## PROVIDED INFORMATION
· · · ·
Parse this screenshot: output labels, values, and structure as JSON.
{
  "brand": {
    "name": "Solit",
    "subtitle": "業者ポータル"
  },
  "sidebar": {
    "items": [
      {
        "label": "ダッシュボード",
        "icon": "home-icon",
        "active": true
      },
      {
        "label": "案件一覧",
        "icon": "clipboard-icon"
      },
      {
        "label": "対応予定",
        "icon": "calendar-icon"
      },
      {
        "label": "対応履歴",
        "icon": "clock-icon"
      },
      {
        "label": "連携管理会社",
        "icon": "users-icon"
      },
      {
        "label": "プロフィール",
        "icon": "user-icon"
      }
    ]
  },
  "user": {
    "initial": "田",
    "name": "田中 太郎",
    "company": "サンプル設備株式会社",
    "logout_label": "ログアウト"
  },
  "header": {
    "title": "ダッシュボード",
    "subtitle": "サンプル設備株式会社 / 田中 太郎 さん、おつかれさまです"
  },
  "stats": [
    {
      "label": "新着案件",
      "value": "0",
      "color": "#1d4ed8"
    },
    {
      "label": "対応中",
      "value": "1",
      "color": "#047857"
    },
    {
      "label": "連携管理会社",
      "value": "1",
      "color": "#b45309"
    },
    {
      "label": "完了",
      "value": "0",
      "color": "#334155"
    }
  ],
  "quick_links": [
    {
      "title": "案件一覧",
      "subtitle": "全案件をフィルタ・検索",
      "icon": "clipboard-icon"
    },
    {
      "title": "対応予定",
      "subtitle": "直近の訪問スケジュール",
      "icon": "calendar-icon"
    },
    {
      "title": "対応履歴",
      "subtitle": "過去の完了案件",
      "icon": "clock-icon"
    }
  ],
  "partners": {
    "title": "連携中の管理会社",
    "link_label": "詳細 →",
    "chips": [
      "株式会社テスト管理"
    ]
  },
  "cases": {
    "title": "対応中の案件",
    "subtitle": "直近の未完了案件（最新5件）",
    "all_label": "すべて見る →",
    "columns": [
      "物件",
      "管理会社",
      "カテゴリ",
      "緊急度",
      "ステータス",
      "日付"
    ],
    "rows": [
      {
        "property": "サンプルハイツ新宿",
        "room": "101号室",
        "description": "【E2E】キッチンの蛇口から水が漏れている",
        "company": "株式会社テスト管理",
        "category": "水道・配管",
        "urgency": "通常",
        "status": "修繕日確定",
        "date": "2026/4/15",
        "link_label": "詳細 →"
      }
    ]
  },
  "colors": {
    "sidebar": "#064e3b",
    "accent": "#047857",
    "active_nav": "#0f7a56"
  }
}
· · · ·
## WORK TO DO
Extract each entry in full and write it down exactly.

## WRITTEN ANSWER
Parse this screenshot: output labels, values, and structure as JSON.
{
  "brand": {
    "name": "Solit",
    "subtitle": "業者ポータル"
  },
  "sidebar": {
    "items": [
      {
        "label": "ダッシュボード",
        "icon": "home-icon",
        "active": true
      },
      {
        "label": "案件一覧",
        "icon": "clipboard-icon"
      },
      {
        "label": "対応予定",
        "icon": "calendar-icon"
      },
      {
        "label": "対応履歴",
        "icon": "clock-icon"
      },
      {
        "label": "連携管理会社",
        "icon": "users-icon"
      },
      {
        "label": "プロフィール",
        "icon": "user-icon"
      }
    ]
  },
  "user": {
    "initial": "田",
    "name": "田中 太郎",
    "company": "サンプル設備株式会社",
    "logout_label": "ログアウト"
  },
  "header": {
    "title": "ダッシュボード",
    "subtitle": "サンプル設備株式会社 / 田中 太郎 さん、おつかれさまです"
  },
  "stats": [
    {
      "label": "新着案件",
      "value": "0",
      "color": "#1d4ed8"
    },
    {
      "label": "対応中",
      "value": "1",
      "color": "#047857"
    },
    {
      "label": "連携管理会社",
      "value": "1",
      "color": "#b45309"
    },
    {
      "label": "完了",
      "value": "0",
      "color": "#334155"
    }
  ],
  "quick_links": [
    {
      "title": "案件一覧",
      "subtitle": "全案件をフィルタ・検索",
      "icon": "clipboard-icon"
    },
    {
      "title": "対応予定",
      "subtitle": "直近の訪問スケジュール",
      "icon": "calendar-icon"
    },
    {
      "title": "対応履歴",
      "subtitle": "過去の完了案件",
      "icon": "clock-icon"
    }
  ],
  "partners": {
    "title": "連携中の管理会社",
    "link_label": "詳細 →",
    "chips": [
      "株式会社テスト管理"
    ]
  },
  "cases": {
    "title": "対応中の案件",
    "subtitle": "直近の未完了案件（最新5件）",
    "all_label": "すべて見る →",
    "columns": [
      "物件",
      "管理会社",
      "カテゴリ",
      "緊急度",
      "ステータス",
      "日付"
    ],
    "rows": [
      {
        "property": "サンプルハイツ新宿",
        "room": "101号室",
        "description": "【E2E】キッチンの蛇口から水が漏れている",
        "company": "株式会社テスト管理",
        "category": "水道・配管",
        "urgency": "通常",
        "status": "修繕日確定",
        "date": "2026/4/15",
        "link_label": "詳細 →"
      }
    ]
  },
  "colors": {
    "sidebar": "#064e3b",
    "accent": "#047857",
    "active_nav": "#0f7a56"
  }
}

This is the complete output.